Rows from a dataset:

%%

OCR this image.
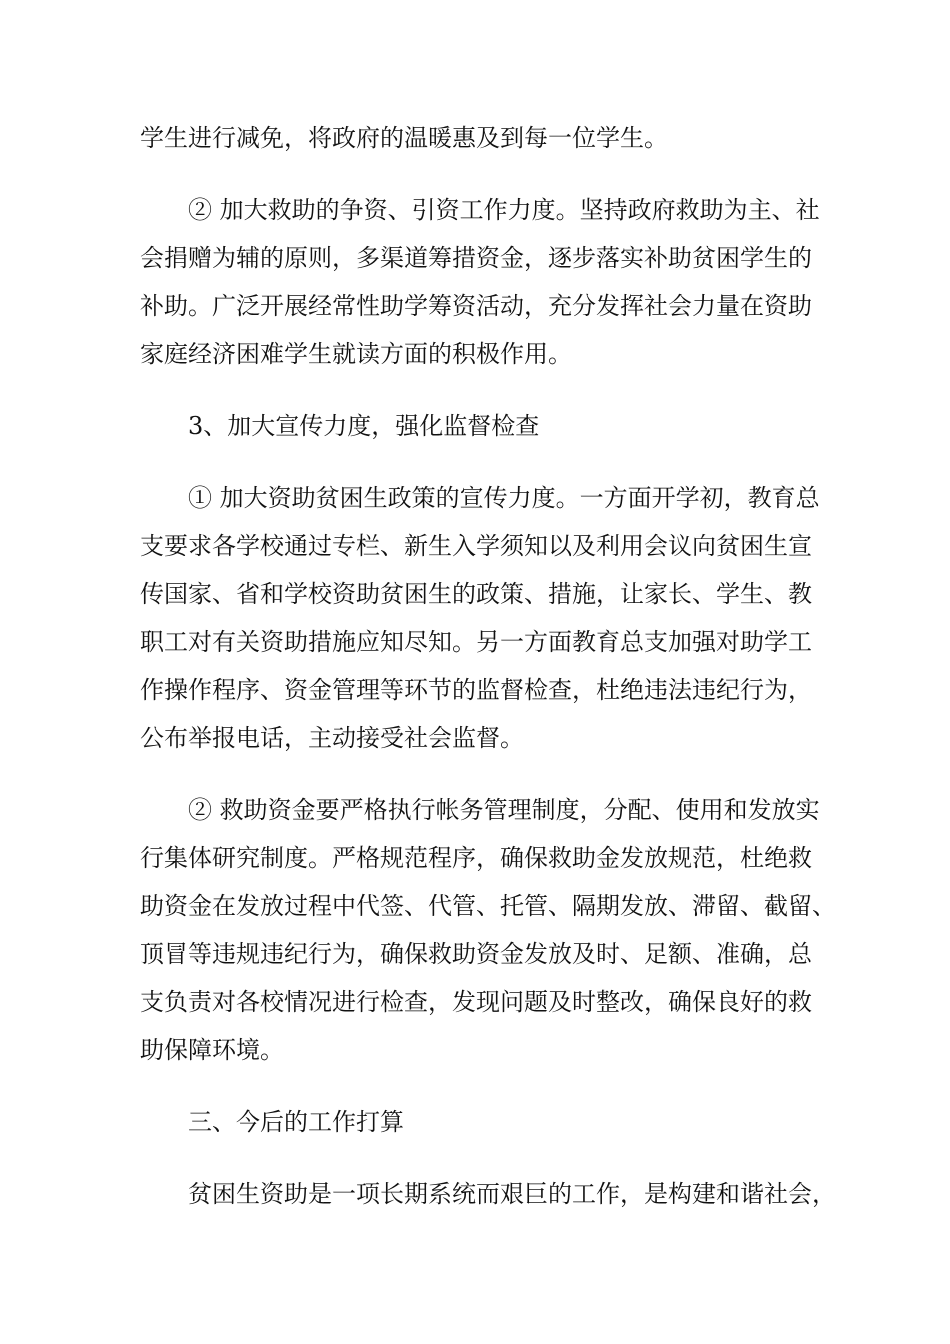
学生进行减免，将政府的温暖惠及到每一位学生。
② 加大救助的争资、引资工作力度。坚持政府救助为主、社
会捐赠为辅的原则，多渠道筹措资金，逐步落实补助贫困学生的
补助。广泛开展经常性助学筹资活动，充分发挥社会力量在资助
家庭经济困难学生就读方面的积极作用。
3、加大宣传力度，强化监督检查
① 加大资助贫困生政策的宣传力度。一方面开学初，教育总
支要求各学校通过专栏、新生入学须知以及利用会议向贫困生宣
传国家、省和学校资助贫困生的政策、措施，让家长、学生、教
职工对有关资助措施应知尽知。另一方面教育总支加强对助学工
作操作程序、资金管理等环节的监督检查，杜绝违法违纪行为，
公布举报电话，主动接受社会监督。
② 救助资金要严格执行帐务管理制度，分配、使用和发放实
行集体研究制度。严格规范程序，确保救助金发放规范，杜绝救
助资金在发放过程中代签、代管、托管、隔期发放、滞留、截留、
顶冒等违规违纪行为，确保救助资金发放及时、足额、准确，总
支负责对各校情况进行检查，发现问题及时整改，确保良好的救
助保障环境。
三、今后的工作打算
贫困生资助是一项长期系统而艰巨的工作，是构建和谐社会，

%%

_Work required_. Write out the full set of lines verbatim, without the pictures.

_Solution_.
OCR this image.
学生进行减免，将政府的温暖惠及到每一位学生。
② 加大救助的争资、引资工作力度。坚持政府救助为主、社
会捐赠为辅的原则，多渠道筹措资金，逐步落实补助贫困学生的
补助。广泛开展经常性助学筹资活动，充分发挥社会力量在资助
家庭经济困难学生就读方面的积极作用。
3、加大宣传力度，强化监督检查
① 加大资助贫困生政策的宣传力度。一方面开学初，教育总
支要求各学校通过专栏、新生入学须知以及利用会议向贫困生宣
传国家、省和学校资助贫困生的政策、措施，让家长、学生、教
职工对有关资助措施应知尽知。另一方面教育总支加强对助学工
作操作程序、资金管理等环节的监督检查，杜绝违法违纪行为，
公布举报电话，主动接受社会监督。
② 救助资金要严格执行帐务管理制度，分配、使用和发放实
行集体研究制度。严格规范程序，确保救助金发放规范，杜绝救
助资金在发放过程中代签、代管、托管、隔期发放、滞留、截留、
顶冒等违规违纪行为，确保救助资金发放及时、足额、准确，总
支负责对各校情况进行检查，发现问题及时整改，确保良好的救
助保障环境。
三、今后的工作打算
贫困生资助是一项长期系统而艰巨的工作，是构建和谐社会，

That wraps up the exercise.